Sugarman, who also ran the program for most of its first five years, was executive secretary of the 13-member commission that planned Head Start in 1964 after President Lyndon B. Johnson declared his War on Poverty. Five-year-olds "are inheritors of poverty's curse and not its creators," the president said when he introduced Head Start.

"Unless we act," he added, "these children will pass it on to the next generation like a family birthmark."

In the planning phase, consultants suggested a small demonstration project. But Sargent Shriver, director of the Office of Economic Opportunity, argued for a full-scale effort. "We want to write Head Start across this land so that no Congress or president will ever destroy it," Shriver said.

As a result, after only seven months of planning, more than half a million children were enrolled in an eight-week summer program budgeted at $96.4 million. In August 1965, Johnson announced that it would become a full-year program.

Provided data:
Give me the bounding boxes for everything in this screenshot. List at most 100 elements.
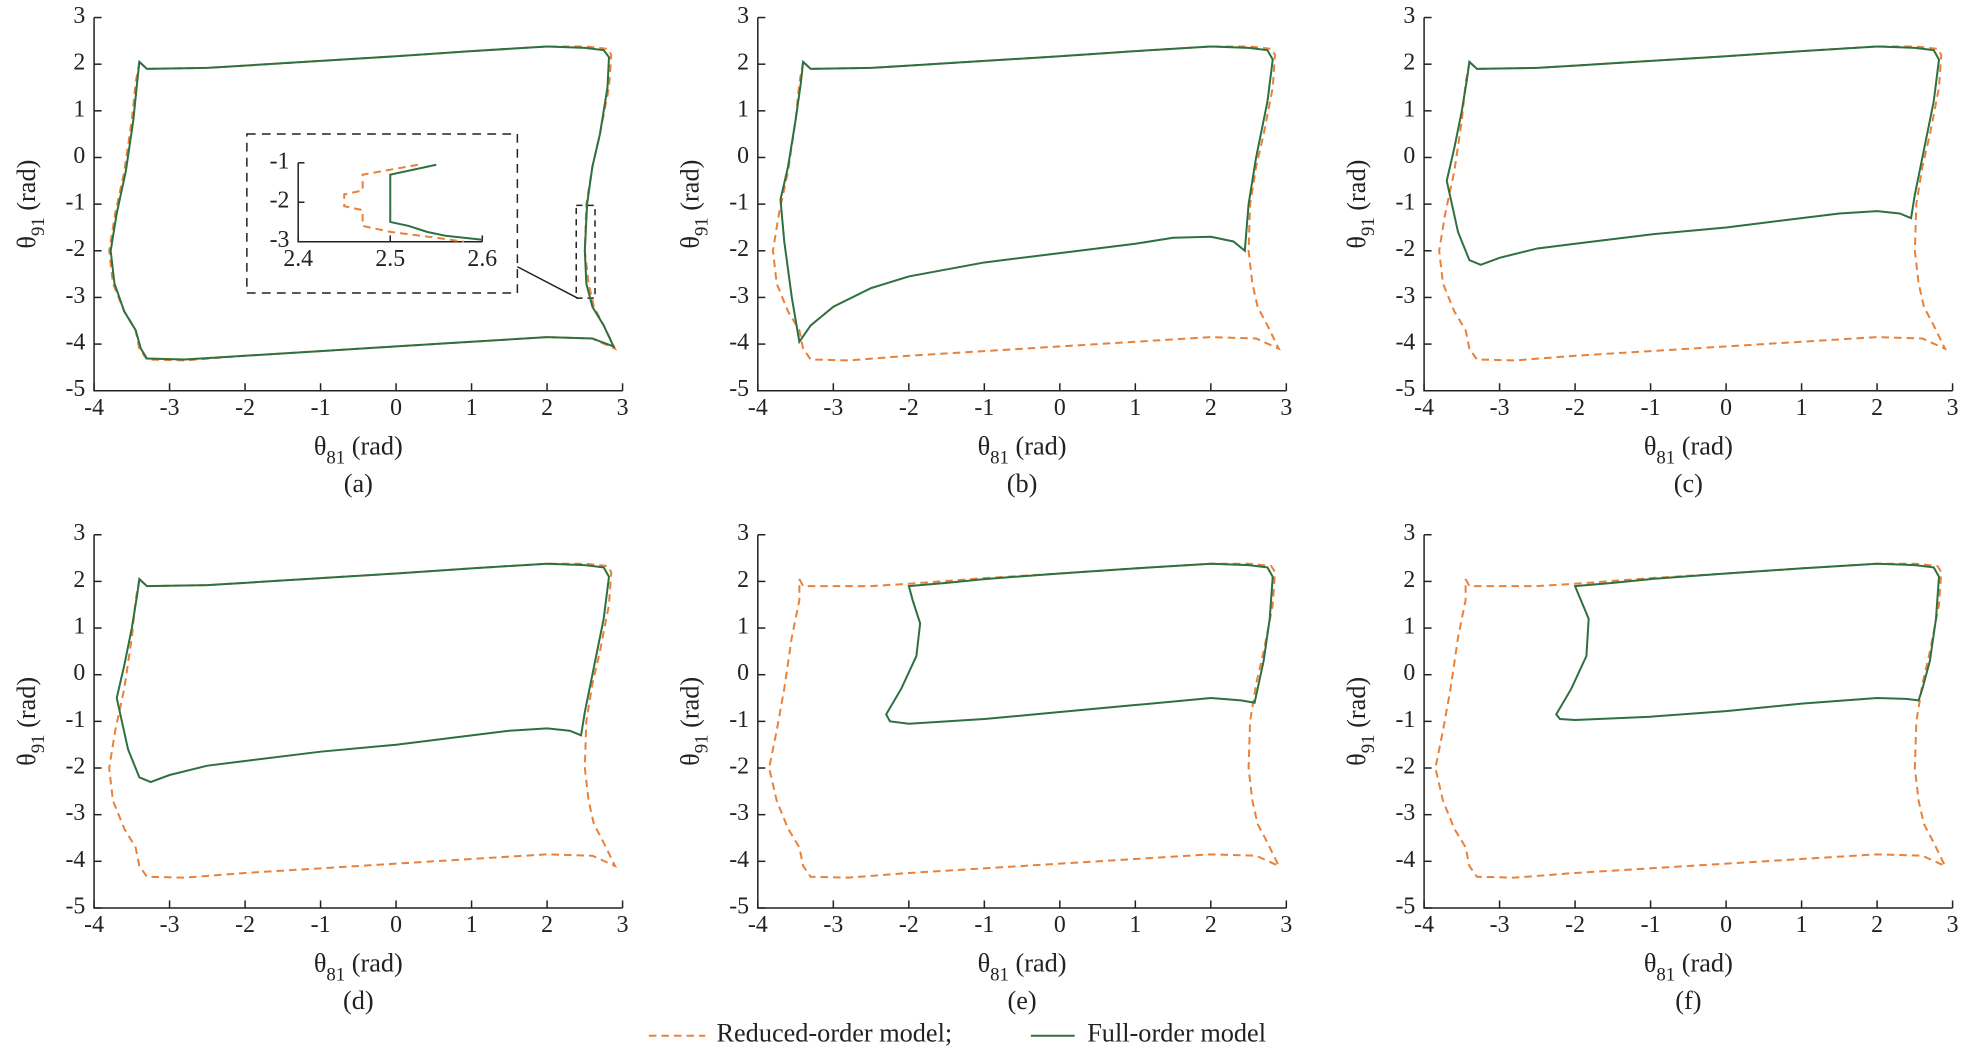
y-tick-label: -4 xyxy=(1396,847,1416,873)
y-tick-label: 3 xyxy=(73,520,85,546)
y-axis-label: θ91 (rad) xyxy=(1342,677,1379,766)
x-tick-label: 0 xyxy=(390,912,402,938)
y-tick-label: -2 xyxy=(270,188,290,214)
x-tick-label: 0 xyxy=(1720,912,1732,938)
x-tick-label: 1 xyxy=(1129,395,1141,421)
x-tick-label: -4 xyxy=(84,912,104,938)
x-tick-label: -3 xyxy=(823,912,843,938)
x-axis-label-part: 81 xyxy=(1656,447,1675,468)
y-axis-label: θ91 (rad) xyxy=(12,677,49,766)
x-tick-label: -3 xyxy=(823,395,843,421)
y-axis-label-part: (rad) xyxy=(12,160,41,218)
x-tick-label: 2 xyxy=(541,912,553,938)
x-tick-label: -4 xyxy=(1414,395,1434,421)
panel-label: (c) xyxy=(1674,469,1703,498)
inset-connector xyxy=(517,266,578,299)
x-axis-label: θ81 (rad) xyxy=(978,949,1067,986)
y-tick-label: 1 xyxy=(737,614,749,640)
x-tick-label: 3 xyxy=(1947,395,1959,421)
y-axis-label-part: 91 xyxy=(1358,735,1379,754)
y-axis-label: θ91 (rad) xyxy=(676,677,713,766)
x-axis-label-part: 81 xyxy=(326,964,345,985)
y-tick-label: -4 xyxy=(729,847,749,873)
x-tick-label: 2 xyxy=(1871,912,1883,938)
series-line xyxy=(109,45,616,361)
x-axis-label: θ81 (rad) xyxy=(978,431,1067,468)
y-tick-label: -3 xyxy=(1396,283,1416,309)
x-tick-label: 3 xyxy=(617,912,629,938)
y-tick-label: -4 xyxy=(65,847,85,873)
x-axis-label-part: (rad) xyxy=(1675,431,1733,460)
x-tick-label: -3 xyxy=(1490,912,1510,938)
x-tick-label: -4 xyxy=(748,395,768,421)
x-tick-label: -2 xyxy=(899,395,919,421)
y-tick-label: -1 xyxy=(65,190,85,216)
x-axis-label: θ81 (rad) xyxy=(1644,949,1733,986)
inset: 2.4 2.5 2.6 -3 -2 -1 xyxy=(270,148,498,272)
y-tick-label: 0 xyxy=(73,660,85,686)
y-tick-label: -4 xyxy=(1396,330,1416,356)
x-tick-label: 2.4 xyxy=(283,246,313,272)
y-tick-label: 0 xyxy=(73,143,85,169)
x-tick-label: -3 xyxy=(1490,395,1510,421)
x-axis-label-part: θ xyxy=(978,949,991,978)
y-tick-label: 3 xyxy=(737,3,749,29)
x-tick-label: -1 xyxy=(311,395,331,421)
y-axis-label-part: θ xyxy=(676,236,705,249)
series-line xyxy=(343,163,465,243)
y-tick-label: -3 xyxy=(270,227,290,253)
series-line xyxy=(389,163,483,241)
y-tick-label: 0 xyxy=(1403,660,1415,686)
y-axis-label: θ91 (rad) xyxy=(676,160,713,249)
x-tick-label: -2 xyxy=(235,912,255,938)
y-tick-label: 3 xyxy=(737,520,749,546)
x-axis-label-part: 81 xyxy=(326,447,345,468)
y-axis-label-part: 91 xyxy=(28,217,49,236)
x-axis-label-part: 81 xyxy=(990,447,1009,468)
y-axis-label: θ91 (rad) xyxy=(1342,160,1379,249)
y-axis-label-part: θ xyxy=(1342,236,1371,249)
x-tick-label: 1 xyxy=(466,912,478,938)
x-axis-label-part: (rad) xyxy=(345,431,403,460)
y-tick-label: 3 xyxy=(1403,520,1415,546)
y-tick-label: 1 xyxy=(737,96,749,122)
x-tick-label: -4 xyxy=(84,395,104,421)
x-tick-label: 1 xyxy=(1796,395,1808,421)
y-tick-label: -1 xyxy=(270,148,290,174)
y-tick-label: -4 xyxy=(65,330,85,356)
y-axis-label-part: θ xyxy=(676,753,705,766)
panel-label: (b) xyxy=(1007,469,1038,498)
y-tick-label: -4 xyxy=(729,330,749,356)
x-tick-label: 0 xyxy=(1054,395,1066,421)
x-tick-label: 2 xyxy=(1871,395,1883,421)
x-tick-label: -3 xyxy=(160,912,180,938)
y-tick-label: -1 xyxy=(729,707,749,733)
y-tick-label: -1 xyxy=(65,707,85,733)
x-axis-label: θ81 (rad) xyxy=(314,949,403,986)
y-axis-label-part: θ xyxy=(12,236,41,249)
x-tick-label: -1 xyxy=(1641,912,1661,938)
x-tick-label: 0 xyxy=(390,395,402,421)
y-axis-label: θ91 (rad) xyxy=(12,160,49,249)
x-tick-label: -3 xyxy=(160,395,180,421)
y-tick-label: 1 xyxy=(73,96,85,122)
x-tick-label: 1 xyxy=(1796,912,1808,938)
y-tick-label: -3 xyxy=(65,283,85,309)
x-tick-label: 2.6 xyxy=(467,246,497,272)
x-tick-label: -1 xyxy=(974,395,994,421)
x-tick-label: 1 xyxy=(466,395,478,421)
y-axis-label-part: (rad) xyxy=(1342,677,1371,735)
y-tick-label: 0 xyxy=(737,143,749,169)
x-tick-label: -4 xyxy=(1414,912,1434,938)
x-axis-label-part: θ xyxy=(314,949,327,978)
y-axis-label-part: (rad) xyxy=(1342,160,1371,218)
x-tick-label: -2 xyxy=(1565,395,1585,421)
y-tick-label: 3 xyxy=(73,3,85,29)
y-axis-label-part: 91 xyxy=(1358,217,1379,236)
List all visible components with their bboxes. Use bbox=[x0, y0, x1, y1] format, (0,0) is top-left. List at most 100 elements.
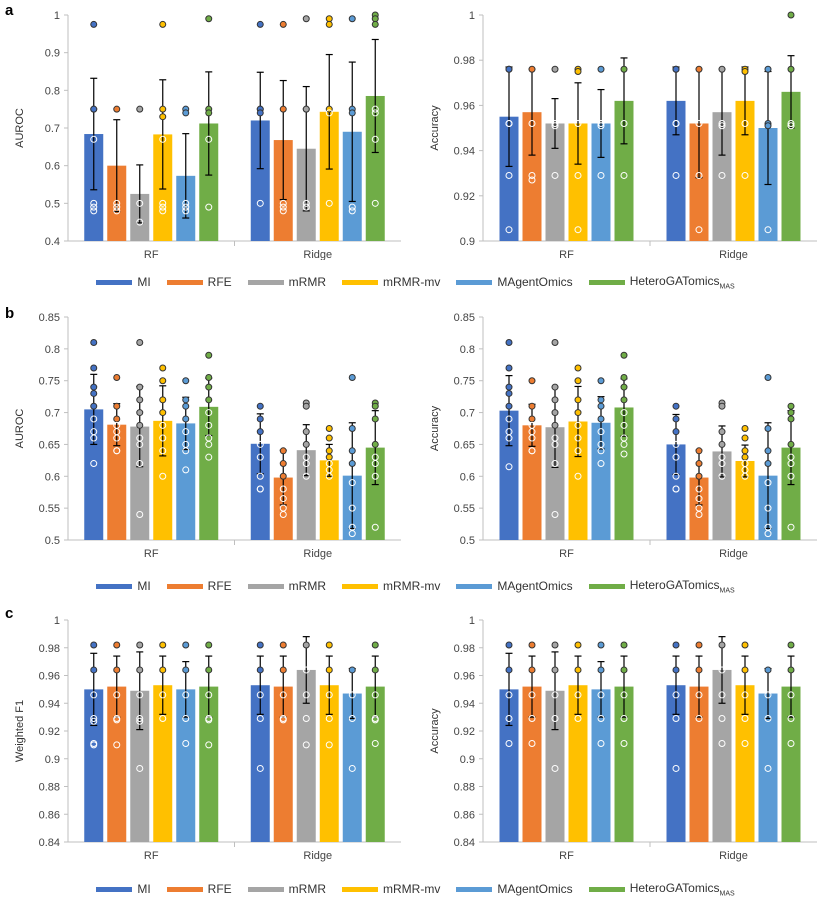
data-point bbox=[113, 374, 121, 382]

Stated exercise:
Write the next part of the Head Start history passage, starting right after its final sentence.

Answer:
"Jule Sugarman was absolutely central in mounting the program and was an administrative genius," said Edward Zigler, a Yale psychology professor who was on the planning committee and succeeded Sugarman as Head Start director in 1970. "The rest of us were scholars and experts on children; his bureaucratic brilliance is what the rest of us did not have."

The original director, Julius Richmond, became ill during the first year, and Sugarman took charge. With a small staff and thousands of grant applications coming in, Zigler said, "we were supposed to enroll 250,000 kids that first summer, and instead we put in 560,000."

Under Sugarman, enrollment climbed to 733,000 in 1966 and for the next three years settled at slightly below 700,000.

"It's the execution that counts, and the execution that makes it enduring," Yasmina Vinci, executive director of the National Head Start Association, a nonprofit organization that supports the program, said Friday. "The proof that Jule did a great job is the fact that it has lasted for 45 years and 27 million children and families have had their lives transformed."

With a budget of $8 billion, the program now serves more than 900,000 children a year.

Born in Cincinnati on Sept. 23, 1927, Jule M. Sugarman was the only child of Melville Sugarman, a jeweler, and the former Rachel Meyer, a nursery school teacher. He spent two years at Western Reserve University in Cleveland and another two years as an Army supply sergeant in Japan after World War II, and then finished college at American University in 1950 with a degree in public administration.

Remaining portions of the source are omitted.